* **What you have to do**:
Extract the full listing verbatim and drop any pictures from your copy.

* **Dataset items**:
** begin **

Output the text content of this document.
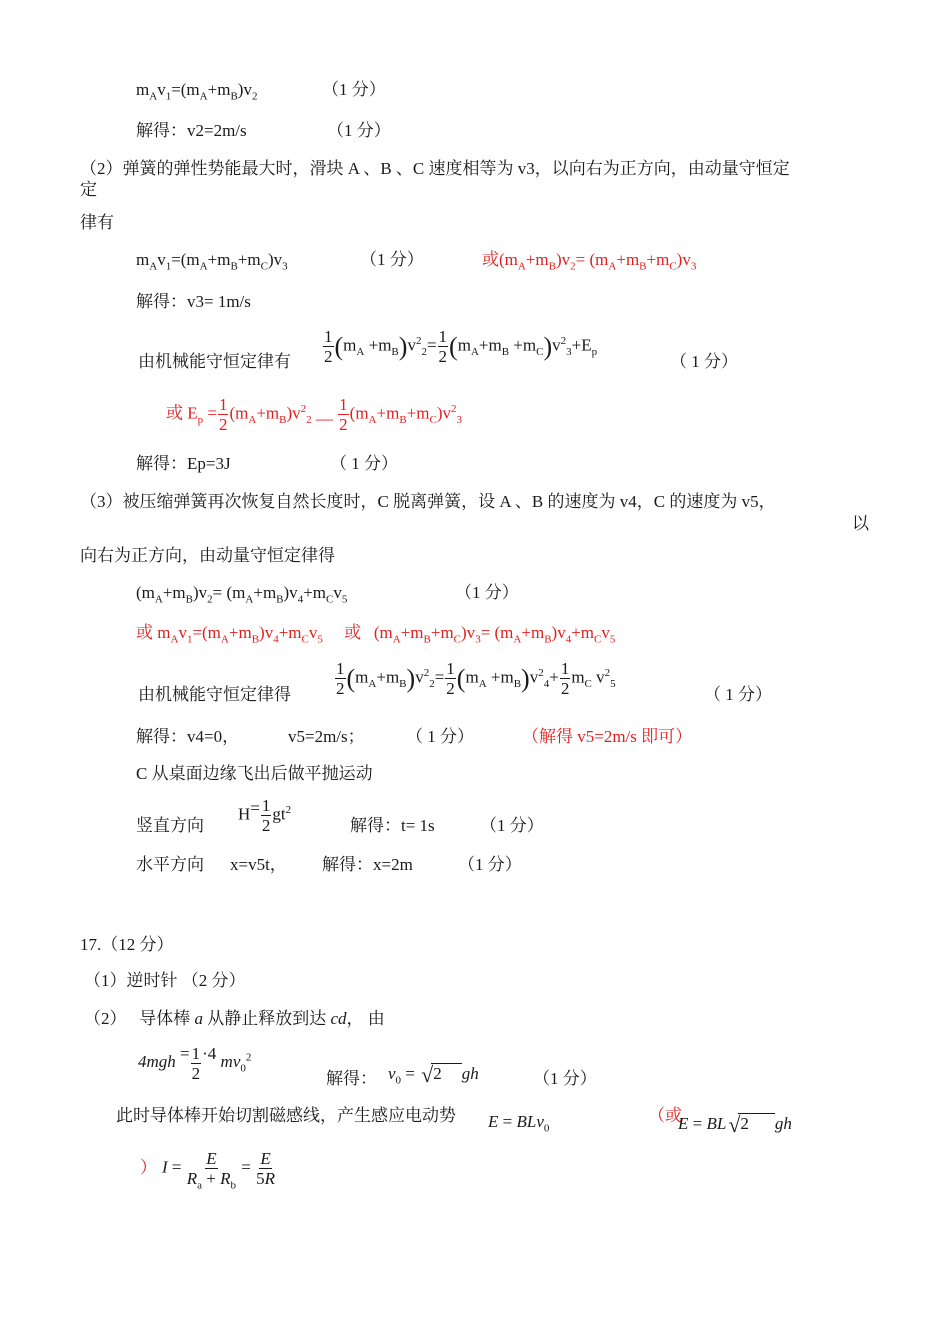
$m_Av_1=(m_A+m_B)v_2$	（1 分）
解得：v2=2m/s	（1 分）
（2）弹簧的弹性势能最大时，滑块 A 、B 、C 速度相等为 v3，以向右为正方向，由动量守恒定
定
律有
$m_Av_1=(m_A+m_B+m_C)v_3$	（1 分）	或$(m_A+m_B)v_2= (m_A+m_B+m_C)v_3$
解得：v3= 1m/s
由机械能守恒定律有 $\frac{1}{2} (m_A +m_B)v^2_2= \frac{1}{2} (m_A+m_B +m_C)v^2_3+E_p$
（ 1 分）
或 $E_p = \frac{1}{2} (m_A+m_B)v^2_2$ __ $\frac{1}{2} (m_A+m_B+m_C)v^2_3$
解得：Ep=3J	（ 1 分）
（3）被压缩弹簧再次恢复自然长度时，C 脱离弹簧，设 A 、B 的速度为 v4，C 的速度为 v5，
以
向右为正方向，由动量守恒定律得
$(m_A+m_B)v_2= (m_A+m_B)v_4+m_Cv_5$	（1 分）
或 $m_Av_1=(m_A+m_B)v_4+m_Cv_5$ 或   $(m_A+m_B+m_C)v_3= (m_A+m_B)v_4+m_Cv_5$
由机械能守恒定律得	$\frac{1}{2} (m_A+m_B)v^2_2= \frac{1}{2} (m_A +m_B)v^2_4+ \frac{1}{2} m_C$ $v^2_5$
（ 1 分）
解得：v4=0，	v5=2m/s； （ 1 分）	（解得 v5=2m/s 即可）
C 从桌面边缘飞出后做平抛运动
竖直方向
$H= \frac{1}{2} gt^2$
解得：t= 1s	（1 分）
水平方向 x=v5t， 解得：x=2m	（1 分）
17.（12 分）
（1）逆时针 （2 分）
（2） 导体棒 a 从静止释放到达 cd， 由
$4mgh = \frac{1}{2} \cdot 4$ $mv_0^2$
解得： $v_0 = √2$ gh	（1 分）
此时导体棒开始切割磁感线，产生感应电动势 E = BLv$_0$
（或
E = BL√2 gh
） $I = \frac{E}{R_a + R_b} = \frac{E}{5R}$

** end **

* **The response**:
Output the text content of this document.
$m_Av_1=(m_A+m_B)v_2$	（1 分）
解得：v2=2m/s	（1 分）
（2）弹簧的弹性势能最大时，滑块 A 、B 、C 速度相等为 v3，以向右为正方向，由动量守恒定
定
律有
$m_Av_1=(m_A+m_B+m_C)v_3$	（1 分）	或$(m_A+m_B)v_2= (m_A+m_B+m_C)v_3$
解得：v3= 1m/s
由机械能守恒定律有 $\frac{1}{2} (m_A +m_B)v^2_2= \frac{1}{2} (m_A+m_B +m_C)v^2_3+E_p$
（ 1 分）
或 $E_p = \frac{1}{2} (m_A+m_B)v^2_2$ __ $\frac{1}{2} (m_A+m_B+m_C)v^2_3$
解得：Ep=3J	（ 1 分）
（3）被压缩弹簧再次恢复自然长度时，C 脱离弹簧，设 A 、B 的速度为 v4，C 的速度为 v5，
以
向右为正方向，由动量守恒定律得
$(m_A+m_B)v_2= (m_A+m_B)v_4+m_Cv_5$	（1 分）
或 $m_Av_1=(m_A+m_B)v_4+m_Cv_5$ 或   $(m_A+m_B+m_C)v_3= (m_A+m_B)v_4+m_Cv_5$
由机械能守恒定律得	$\frac{1}{2} (m_A+m_B)v^2_2= \frac{1}{2} (m_A +m_B)v^2_4+ \frac{1}{2} m_C$ $v^2_5$
（ 1 分）
解得：v4=0，	v5=2m/s； （ 1 分）	（解得 v5=2m/s 即可）
C 从桌面边缘飞出后做平抛运动
竖直方向
$H= \frac{1}{2} gt^2$
解得：t= 1s	（1 分）
水平方向 x=v5t， 解得：x=2m	（1 分）
17.（12 分）
（1）逆时针 （2 分）
（2） 导体棒 a 从静止释放到达 cd， 由
$4mgh = \frac{1}{2} \cdot 4$ $mv_0^2$
解得： $v_0 = √2$ gh	（1 分）
此时导体棒开始切割磁感线，产生感应电动势 E = BLv$_0$
（或
E = BL√2 gh
） $I = \frac{E}{R_a + R_b} = \frac{E}{5R}$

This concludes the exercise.